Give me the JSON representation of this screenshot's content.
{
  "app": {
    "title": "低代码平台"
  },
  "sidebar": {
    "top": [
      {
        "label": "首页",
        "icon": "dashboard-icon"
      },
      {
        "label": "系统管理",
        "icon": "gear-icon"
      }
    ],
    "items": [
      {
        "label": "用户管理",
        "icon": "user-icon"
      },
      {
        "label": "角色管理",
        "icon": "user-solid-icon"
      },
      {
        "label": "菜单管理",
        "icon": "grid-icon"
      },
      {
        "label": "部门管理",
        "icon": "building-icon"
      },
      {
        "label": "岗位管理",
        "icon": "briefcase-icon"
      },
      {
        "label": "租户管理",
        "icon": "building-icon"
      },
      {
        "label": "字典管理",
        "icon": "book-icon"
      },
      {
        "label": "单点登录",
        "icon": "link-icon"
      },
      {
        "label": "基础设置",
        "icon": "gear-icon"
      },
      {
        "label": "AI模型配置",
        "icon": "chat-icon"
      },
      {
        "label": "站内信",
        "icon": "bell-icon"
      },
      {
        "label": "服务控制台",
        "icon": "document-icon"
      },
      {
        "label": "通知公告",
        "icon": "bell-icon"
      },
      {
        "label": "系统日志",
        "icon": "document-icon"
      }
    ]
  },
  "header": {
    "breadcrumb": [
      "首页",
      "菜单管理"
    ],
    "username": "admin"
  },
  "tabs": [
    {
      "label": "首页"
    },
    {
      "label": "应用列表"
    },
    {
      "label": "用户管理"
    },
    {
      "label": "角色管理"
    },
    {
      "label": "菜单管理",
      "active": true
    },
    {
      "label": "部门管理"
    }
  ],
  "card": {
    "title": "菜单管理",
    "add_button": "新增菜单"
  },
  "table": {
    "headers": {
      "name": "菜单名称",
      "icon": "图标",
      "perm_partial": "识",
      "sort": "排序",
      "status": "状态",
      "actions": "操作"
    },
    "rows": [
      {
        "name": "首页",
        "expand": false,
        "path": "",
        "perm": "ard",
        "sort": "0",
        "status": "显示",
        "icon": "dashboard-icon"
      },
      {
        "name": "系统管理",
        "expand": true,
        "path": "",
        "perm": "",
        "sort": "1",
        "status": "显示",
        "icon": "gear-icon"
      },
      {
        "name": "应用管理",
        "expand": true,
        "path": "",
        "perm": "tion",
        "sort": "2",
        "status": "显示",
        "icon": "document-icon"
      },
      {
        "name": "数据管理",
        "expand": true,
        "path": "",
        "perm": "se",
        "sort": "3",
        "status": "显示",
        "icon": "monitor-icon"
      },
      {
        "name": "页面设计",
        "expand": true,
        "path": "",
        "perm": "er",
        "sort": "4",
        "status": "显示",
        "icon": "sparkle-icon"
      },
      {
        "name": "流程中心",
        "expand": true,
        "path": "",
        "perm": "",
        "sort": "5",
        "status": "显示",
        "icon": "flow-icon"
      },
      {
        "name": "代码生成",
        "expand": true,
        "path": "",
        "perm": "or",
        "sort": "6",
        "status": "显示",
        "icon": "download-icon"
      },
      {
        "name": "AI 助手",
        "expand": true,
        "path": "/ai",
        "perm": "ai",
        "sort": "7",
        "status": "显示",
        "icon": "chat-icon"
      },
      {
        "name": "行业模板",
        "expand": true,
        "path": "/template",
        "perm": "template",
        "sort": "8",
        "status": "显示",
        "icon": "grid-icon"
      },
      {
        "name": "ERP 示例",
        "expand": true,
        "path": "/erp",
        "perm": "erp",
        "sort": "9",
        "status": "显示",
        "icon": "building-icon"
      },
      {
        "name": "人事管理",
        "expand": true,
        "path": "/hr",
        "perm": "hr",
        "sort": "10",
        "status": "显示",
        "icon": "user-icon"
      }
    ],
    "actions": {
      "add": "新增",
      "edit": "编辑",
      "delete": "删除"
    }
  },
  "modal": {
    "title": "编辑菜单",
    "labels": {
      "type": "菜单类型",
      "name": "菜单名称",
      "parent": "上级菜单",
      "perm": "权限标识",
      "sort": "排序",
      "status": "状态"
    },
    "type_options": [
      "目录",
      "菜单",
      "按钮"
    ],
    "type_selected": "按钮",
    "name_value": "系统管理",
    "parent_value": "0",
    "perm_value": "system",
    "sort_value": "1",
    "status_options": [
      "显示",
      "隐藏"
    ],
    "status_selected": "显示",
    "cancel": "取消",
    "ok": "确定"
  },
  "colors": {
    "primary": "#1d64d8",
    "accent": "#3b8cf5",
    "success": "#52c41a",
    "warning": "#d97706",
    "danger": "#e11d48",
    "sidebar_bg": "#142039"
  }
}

------

### Work to be completed
Above are some records. Print them all exactly.

### Written reply
Give me the JSON representation of this screenshot's content.
{
  "app": {
    "title": "低代码平台"
  },
  "sidebar": {
    "top": [
      {
        "label": "首页",
        "icon": "dashboard-icon"
      },
      {
        "label": "系统管理",
        "icon": "gear-icon"
      }
    ],
    "items": [
      {
        "label": "用户管理",
        "icon": "user-icon"
      },
      {
        "label": "角色管理",
        "icon": "user-solid-icon"
      },
      {
        "label": "菜单管理",
        "icon": "grid-icon"
      },
      {
        "label": "部门管理",
        "icon": "building-icon"
      },
      {
        "label": "岗位管理",
        "icon": "briefcase-icon"
      },
      {
        "label": "租户管理",
        "icon": "building-icon"
      },
      {
        "label": "字典管理",
        "icon": "book-icon"
      },
      {
        "label": "单点登录",
        "icon": "link-icon"
      },
      {
        "label": "基础设置",
        "icon": "gear-icon"
      },
      {
        "label": "AI模型配置",
        "icon": "chat-icon"
      },
      {
        "label": "站内信",
        "icon": "bell-icon"
      },
      {
        "label": "服务控制台",
        "icon": "document-icon"
      },
      {
        "label": "通知公告",
        "icon": "bell-icon"
      },
      {
        "label": "系统日志",
        "icon": "document-icon"
      }
    ]
  },
  "header": {
    "breadcrumb": [
      "首页",
      "菜单管理"
    ],
    "username": "admin"
  },
  "tabs": [
    {
      "label": "首页"
    },
    {
      "label": "应用列表"
    },
    {
      "label": "用户管理"
    },
    {
      "label": "角色管理"
    },
    {
      "label": "菜单管理",
      "active": true
    },
    {
      "label": "部门管理"
    }
  ],
  "card": {
    "title": "菜单管理",
    "add_button": "新增菜单"
  },
  "table": {
    "headers": {
      "name": "菜单名称",
      "icon": "图标",
      "perm_partial": "识",
      "sort": "排序",
      "status": "状态",
      "actions": "操作"
    },
    "rows": [
      {
        "name": "首页",
        "expand": false,
        "path": "",
        "perm": "ard",
        "sort": "0",
        "status": "显示",
        "icon": "dashboard-icon"
      },
      {
        "name": "系统管理",
        "expand": true,
        "path": "",
        "perm": "",
        "sort": "1",
        "status": "显示",
        "icon": "gear-icon"
      },
      {
        "name": "应用管理",
        "expand": true,
        "path": "",
        "perm": "tion",
        "sort": "2",
        "status": "显示",
        "icon": "document-icon"
      },
      {
        "name": "数据管理",
        "expand": true,
        "path": "",
        "perm": "se",
        "sort": "3",
        "status": "显示",
        "icon": "monitor-icon"
      },
      {
        "name": "页面设计",
        "expand": true,
        "path": "",
        "perm": "er",
        "sort": "4",
        "status": "显示",
        "icon": "sparkle-icon"
      },
      {
        "name": "流程中心",
        "expand": true,
        "path": "",
        "perm": "",
        "sort": "5",
        "status": "显示",
        "icon": "flow-icon"
      },
      {
        "name": "代码生成",
        "expand": true,
        "path": "",
        "perm": "or",
        "sort": "6",
        "status": "显示",
        "icon": "download-icon"
      },
      {
        "name": "AI 助手",
        "expand": true,
        "path": "/ai",
        "perm": "ai",
        "sort": "7",
        "status": "显示",
        "icon": "chat-icon"
      },
      {
        "name": "行业模板",
        "expand": true,
        "path": "/template",
        "perm": "template",
        "sort": "8",
        "status": "显示",
        "icon": "grid-icon"
      },
      {
        "name": "ERP 示例",
        "expand": true,
        "path": "/erp",
        "perm": "erp",
        "sort": "9",
        "status": "显示",
        "icon": "building-icon"
      },
      {
        "name": "人事管理",
        "expand": true,
        "path": "/hr",
        "perm": "hr",
        "sort": "10",
        "status": "显示",
        "icon": "user-icon"
      }
    ],
    "actions": {
      "add": "新增",
      "edit": "编辑",
      "delete": "删除"
    }
  },
  "modal": {
    "title": "编辑菜单",
    "labels": {
      "type": "菜单类型",
      "name": "菜单名称",
      "parent": "上级菜单",
      "perm": "权限标识",
      "sort": "排序",
      "status": "状态"
    },
    "type_options": [
      "目录",
      "菜单",
      "按钮"
    ],
    "type_selected": "按钮",
    "name_value": "系统管理",
    "parent_value": "0",
    "perm_value": "system",
    "sort_value": "1",
    "status_options": [
      "显示",
      "隐藏"
    ],
    "status_selected": "显示",
    "cancel": "取消",
    "ok": "确定"
  },
  "colors": {
    "primary": "#1d64d8",
    "accent": "#3b8cf5",
    "success": "#52c41a",
    "warning": "#d97706",
    "danger": "#e11d48",
    "sidebar_bg": "#142039"
  }
}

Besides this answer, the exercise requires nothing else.